EXERCISE AIM:
Report how many lines below contain the word "para". Give only the number.

[BEGIN DATA]

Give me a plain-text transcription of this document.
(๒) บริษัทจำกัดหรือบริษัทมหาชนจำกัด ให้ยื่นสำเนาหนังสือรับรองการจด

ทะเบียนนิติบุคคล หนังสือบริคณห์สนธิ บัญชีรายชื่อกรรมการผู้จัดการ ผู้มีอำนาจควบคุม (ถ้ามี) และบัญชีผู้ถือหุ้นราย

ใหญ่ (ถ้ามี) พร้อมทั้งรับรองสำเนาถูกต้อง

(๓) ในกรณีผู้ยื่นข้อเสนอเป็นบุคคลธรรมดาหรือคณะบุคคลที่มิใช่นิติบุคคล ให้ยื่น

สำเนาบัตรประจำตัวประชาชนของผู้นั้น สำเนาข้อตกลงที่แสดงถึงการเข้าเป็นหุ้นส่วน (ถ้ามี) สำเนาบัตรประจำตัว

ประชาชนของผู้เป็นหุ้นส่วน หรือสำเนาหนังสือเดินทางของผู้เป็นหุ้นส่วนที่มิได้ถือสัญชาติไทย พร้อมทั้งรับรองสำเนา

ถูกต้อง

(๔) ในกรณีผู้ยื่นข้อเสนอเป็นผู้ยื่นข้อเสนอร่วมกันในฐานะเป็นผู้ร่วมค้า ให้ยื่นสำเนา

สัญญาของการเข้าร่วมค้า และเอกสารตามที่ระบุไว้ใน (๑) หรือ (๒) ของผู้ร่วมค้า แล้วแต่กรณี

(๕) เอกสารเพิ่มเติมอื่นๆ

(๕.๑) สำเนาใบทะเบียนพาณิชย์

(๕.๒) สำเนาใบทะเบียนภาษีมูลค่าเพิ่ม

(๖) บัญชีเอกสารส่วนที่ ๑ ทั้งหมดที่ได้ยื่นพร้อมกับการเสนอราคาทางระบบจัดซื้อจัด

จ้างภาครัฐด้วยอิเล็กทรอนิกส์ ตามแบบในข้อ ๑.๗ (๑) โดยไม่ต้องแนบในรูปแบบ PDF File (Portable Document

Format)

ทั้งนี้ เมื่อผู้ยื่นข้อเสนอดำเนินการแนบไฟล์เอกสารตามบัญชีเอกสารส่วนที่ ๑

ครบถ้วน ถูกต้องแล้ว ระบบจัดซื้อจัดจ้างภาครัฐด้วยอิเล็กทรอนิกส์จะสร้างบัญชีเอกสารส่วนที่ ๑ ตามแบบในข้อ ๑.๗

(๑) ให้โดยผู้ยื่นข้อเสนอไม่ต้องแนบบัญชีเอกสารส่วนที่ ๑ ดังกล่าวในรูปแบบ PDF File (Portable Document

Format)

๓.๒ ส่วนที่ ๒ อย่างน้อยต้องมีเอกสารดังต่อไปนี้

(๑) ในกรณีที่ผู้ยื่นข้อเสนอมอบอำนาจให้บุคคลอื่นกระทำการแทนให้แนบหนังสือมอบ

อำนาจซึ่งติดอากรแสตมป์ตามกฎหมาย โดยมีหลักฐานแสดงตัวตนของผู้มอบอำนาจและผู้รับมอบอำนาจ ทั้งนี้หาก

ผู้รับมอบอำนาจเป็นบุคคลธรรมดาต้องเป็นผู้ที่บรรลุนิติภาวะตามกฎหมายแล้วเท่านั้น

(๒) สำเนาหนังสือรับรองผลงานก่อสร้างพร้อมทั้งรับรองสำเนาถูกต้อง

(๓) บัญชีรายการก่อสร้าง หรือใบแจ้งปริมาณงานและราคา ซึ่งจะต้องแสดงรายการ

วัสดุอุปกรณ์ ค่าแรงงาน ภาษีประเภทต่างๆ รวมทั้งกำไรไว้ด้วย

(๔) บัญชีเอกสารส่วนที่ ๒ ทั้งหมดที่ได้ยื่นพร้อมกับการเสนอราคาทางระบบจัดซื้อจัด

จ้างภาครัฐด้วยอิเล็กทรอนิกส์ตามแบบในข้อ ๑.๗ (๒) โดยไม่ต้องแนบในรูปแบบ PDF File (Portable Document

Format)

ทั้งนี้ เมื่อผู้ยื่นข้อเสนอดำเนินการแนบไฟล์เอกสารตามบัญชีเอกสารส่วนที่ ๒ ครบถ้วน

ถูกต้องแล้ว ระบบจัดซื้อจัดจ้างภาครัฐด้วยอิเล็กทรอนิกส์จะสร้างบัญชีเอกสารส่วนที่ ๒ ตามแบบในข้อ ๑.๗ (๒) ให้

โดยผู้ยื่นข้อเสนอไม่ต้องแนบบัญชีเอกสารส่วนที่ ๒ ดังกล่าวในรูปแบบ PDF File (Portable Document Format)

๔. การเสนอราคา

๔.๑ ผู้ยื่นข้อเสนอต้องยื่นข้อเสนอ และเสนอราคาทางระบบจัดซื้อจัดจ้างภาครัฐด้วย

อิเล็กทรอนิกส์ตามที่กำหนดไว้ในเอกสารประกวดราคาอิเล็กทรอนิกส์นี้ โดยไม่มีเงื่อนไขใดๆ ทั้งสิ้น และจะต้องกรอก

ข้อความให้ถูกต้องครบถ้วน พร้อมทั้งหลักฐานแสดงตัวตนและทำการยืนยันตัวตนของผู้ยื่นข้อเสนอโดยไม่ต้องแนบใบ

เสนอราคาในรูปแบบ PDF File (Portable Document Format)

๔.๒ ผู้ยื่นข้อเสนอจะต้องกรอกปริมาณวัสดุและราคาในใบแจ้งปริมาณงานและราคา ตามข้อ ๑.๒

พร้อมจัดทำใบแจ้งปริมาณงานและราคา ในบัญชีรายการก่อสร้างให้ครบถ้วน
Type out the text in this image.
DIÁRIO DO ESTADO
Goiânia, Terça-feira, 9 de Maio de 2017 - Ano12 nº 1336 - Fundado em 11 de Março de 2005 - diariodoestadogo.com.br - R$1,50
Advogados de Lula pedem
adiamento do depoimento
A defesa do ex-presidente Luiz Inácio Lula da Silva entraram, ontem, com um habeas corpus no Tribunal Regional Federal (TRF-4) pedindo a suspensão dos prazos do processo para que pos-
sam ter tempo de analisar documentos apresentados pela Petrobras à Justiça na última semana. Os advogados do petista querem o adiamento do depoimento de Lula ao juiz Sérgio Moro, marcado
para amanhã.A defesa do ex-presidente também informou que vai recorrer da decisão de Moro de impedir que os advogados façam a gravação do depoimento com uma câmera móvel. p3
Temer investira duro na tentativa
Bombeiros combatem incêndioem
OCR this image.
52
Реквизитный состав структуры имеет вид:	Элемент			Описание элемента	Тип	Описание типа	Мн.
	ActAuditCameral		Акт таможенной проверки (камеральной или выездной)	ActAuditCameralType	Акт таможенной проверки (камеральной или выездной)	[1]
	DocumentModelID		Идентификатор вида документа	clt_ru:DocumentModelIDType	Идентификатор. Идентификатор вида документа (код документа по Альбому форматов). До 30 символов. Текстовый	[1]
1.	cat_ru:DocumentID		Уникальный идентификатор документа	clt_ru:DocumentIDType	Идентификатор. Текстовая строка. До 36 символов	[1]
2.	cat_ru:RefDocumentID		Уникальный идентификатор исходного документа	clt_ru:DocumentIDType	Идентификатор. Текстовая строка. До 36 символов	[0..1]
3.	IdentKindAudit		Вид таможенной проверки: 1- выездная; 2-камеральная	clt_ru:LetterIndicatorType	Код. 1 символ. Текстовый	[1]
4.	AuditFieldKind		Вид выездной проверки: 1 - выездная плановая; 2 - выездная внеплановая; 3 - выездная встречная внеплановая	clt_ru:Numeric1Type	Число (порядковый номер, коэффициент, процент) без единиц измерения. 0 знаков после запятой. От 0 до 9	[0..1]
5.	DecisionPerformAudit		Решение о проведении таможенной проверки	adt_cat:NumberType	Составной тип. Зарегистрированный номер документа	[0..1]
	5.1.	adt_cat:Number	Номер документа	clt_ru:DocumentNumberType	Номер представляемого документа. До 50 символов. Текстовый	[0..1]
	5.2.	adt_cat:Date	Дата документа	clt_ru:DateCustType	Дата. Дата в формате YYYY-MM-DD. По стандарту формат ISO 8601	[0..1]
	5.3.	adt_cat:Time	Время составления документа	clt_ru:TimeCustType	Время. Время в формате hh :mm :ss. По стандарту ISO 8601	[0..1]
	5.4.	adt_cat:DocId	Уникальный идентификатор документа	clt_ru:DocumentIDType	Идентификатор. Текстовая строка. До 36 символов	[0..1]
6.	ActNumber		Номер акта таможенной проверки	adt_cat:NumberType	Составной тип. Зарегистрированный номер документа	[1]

[END DATA]

WRITTEN ANSWER:
2